:: Selected extract ::
::::::

Back in August I interviewed Melani McAlister, a professor of American studies at George Washington University, for Christianity Today. Her new book, The Kingdom of God Has No Borders, is just out with Oxford University Press. Below are some excerpts of my conversation with her. If you want to read more, click here for the rest of the interview.
David: How have encounters in the Majority World made American evangelicals more liberal in some ways and more conservative in others?
Melani: American evangelicals have often given donations to charity. That’s not new. But as they encountered economic insecurity, political instability, health crises, and refugee situations, they began to realize that global poverty couldn’t be solved through charity alone. In 2005 American and European evangelicals prayed outside the G8 Summit for debt relief for Africa. They were saying, “This is a political issue that needs a political solution.” This was because they had been talking to and reading the work of people in Africa saying similar things.
On the other hand, African leaders have tended to be more conservative on issues like ordaining women or officiating at lesbian and gay weddings, and American evangelicals have treated their voices as the authentic ones. They say, “We hold this conservative position, and we’re in alliance with our African brothers.” This has put mainline Protestants in a real bind because they end up being portrayed as neo-colonialists, excessively white, and not in solidarity with people of color.
What do you mean when you describe Americans as “enchanted” by Africa?
I’m describing feelings of emotional connection, investment, and even solidarity with Africa that are cultivated by short-term missions or requests for donations from international charities. We see among American evangelicals—and other Americans too—a fear that our modern industrialized society has taken something away from us, made our lives too materialistic, too rationalist, too evacuated of meaning. People often present Africa as a kind of antidote, as a space where Christians are more authentic or emotionally rich, where Christianity is more saturated by the spiritual.
I saw this a lot in Sudan, where I did a short-term mission with a church, and in Cairo with InterVarsity students working with Sudanese refugees. In both cases, Americans saw the Sudanese as being close to Jesus in a way that they were not. But there’s a really fine line between respecting and valuing people across cultures and demanding that people embody something that you want yourself. This is not just an evangelical problem. We see this, for instance, in the persistent idea of the noble savage, where genuine admiration also has a kind of imperialist demand that people be pure and simple, so that you as a Westerner can visit them to find yourself renewed by them in some way. Enchantment includes the potential for respect and connection but also the real problem of demanding things in other people.

::::::

:: Dataset entries ::
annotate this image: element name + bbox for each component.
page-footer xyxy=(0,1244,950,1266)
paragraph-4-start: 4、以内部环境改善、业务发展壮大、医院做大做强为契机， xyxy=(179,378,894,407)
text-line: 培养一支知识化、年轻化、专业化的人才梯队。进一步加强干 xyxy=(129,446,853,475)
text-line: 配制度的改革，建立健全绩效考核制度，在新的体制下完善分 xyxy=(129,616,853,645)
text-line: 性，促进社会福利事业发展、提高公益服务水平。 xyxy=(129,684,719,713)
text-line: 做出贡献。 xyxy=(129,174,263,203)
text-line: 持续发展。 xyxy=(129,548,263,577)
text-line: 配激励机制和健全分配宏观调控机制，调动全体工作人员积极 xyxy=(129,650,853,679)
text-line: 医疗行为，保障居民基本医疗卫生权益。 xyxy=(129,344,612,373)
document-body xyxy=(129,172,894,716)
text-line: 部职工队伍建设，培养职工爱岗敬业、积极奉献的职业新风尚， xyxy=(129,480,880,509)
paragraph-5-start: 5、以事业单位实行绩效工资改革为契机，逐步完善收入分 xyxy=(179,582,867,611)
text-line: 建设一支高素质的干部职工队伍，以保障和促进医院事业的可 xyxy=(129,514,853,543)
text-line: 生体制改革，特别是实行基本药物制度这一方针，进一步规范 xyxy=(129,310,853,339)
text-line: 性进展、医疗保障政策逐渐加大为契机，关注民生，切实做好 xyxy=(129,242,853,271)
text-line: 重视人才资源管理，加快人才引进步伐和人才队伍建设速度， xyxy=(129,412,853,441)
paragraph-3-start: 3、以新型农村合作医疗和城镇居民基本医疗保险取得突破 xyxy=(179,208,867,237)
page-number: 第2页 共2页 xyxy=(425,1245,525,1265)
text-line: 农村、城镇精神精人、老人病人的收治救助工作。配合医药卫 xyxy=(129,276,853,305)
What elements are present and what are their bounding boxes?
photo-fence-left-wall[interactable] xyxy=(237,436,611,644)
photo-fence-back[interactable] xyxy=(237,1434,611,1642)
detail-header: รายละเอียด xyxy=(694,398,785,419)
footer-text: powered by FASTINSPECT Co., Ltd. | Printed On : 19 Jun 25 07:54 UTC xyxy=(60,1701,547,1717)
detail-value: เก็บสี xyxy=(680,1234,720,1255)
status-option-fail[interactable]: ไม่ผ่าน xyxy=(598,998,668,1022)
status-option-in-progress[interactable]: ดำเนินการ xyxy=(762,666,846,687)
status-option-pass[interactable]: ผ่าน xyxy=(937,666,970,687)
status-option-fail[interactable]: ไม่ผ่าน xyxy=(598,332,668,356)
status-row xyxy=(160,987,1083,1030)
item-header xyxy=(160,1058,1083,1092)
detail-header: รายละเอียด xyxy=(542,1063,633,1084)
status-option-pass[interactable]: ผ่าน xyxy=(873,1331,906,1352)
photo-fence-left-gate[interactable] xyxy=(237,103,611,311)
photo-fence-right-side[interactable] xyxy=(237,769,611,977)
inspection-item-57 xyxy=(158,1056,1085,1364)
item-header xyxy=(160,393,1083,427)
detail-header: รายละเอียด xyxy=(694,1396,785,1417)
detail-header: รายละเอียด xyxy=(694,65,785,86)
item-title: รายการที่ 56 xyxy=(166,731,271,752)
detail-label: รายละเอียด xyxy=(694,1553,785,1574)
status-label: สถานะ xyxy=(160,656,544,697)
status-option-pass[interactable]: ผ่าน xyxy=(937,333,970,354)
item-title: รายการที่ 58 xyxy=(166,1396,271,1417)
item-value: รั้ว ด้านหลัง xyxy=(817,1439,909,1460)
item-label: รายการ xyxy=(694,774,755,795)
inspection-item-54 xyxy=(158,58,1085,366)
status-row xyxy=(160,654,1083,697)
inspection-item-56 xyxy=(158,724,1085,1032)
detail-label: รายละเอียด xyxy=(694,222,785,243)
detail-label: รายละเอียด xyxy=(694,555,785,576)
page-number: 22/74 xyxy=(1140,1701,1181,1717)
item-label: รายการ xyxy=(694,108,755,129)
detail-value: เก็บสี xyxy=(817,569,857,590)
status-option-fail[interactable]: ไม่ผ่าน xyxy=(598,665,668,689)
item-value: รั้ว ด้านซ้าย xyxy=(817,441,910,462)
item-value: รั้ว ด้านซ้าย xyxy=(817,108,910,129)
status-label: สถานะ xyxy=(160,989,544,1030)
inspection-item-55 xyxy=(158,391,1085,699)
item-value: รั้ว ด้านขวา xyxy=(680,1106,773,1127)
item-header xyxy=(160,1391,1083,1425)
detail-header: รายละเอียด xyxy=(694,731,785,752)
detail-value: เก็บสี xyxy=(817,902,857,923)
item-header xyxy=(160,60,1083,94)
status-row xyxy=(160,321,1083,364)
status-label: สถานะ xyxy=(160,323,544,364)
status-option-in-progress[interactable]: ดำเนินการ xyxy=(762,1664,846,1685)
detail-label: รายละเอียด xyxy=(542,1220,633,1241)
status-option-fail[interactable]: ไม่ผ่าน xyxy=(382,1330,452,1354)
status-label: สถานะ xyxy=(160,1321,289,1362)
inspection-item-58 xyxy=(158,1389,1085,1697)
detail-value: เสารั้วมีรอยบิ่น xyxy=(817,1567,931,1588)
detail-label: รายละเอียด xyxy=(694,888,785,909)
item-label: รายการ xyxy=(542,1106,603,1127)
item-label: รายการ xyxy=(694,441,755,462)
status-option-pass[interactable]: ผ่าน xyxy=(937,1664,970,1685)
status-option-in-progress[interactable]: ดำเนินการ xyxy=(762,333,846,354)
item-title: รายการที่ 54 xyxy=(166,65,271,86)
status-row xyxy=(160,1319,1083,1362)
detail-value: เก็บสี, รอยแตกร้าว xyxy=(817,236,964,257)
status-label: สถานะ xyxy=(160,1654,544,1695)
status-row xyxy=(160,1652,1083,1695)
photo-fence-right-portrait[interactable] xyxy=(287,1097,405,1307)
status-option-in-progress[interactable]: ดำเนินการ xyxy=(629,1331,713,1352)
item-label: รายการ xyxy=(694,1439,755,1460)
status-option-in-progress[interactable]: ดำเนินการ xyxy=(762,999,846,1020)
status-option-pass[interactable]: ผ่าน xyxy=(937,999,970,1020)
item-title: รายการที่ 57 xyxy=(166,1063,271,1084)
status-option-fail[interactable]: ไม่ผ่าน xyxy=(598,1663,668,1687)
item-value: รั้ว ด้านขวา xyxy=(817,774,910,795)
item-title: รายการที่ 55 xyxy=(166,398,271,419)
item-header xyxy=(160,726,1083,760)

::::::

:: What you need to do ::
Using the interview excerpt, state what American and European evangelicals prayed for outside the G8 Summit in 2005.

:: Response to the exercise ::
Debt relief for Africa.